Set down the material below in full, matching it exactly.

Recorded data:

________________________________________

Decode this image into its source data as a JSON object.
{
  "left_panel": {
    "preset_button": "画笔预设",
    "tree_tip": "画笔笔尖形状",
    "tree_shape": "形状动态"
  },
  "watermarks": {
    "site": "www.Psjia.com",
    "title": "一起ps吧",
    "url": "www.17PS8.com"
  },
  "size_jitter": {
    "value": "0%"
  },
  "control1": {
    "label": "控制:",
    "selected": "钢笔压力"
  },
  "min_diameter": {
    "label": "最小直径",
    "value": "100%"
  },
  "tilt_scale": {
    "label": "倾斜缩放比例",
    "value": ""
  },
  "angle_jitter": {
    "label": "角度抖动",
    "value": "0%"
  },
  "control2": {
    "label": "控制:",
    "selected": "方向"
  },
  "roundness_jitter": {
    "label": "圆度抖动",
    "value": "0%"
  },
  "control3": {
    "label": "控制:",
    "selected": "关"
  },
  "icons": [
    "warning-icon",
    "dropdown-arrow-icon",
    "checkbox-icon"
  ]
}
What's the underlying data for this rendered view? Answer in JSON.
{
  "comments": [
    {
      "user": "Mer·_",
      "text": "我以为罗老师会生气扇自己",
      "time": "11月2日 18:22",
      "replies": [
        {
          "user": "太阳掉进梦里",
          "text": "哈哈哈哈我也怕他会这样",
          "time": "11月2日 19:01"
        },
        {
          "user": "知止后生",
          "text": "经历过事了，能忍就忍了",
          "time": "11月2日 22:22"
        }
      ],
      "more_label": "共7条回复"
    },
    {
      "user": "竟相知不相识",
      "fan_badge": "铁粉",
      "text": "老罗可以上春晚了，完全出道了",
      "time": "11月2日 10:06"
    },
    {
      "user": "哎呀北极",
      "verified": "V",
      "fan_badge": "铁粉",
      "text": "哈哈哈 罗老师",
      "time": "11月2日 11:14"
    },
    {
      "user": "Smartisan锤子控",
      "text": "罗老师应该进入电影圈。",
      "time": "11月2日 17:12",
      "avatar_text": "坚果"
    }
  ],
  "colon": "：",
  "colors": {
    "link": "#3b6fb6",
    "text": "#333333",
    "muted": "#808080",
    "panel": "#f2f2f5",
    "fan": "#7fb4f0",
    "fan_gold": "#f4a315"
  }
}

________________________________________

TASK SOLUTION:
Decode this image into its source data as a JSON object.
{
  "left_panel": {
    "preset_button": "画笔预设",
    "tree_tip": "画笔笔尖形状",
    "tree_shape": "形状动态"
  },
  "watermarks": {
    "site": "www.Psjia.com",
    "title": "一起ps吧",
    "url": "www.17PS8.com"
  },
  "size_jitter": {
    "value": "0%"
  },
  "control1": {
    "label": "控制:",
    "selected": "钢笔压力"
  },
  "min_diameter": {
    "label": "最小直径",
    "value": "100%"
  },
  "tilt_scale": {
    "label": "倾斜缩放比例",
    "value": ""
  },
  "angle_jitter": {
    "label": "角度抖动",
    "value": "0%"
  },
  "control2": {
    "label": "控制:",
    "selected": "方向"
  },
  "roundness_jitter": {
    "label": "圆度抖动",
    "value": "0%"
  },
  "control3": {
    "label": "控制:",
    "selected": "关"
  },
  "icons": [
    "warning-icon",
    "dropdown-arrow-icon",
    "checkbox-icon"
  ]
}
What's the underlying data for this rendered view? Answer in JSON.
{
  "comments": [
    {
      "user": "Mer·_",
      "text": "我以为罗老师会生气扇自己",
      "time": "11月2日 18:22",
      "replies": [
        {
          "user": "太阳掉进梦里",
          "text": "哈哈哈哈我也怕他会这样",
          "time": "11月2日 19:01"
        },
        {
          "user": "知止后生",
          "text": "经历过事了，能忍就忍了",
          "time": "11月2日 22:22"
        }
      ],
      "more_label": "共7条回复"
    },
    {
      "user": "竟相知不相识",
      "fan_badge": "铁粉",
      "text": "老罗可以上春晚了，完全出道了",
      "time": "11月2日 10:06"
    },
    {
      "user": "哎呀北极",
      "verified": "V",
      "fan_badge": "铁粉",
      "text": "哈哈哈 罗老师",
      "time": "11月2日 11:14"
    },
    {
      "user": "Smartisan锤子控",
      "text": "罗老师应该进入电影圈。",
      "time": "11月2日 17:12",
      "avatar_text": "坚果"
    }
  ],
  "colon": "：",
  "colors": {
    "link": "#3b6fb6",
    "text": "#333333",
    "muted": "#808080",
    "panel": "#f2f2f5",
    "fan": "#7fb4f0",
    "fan_gold": "#f4a315"
  }
}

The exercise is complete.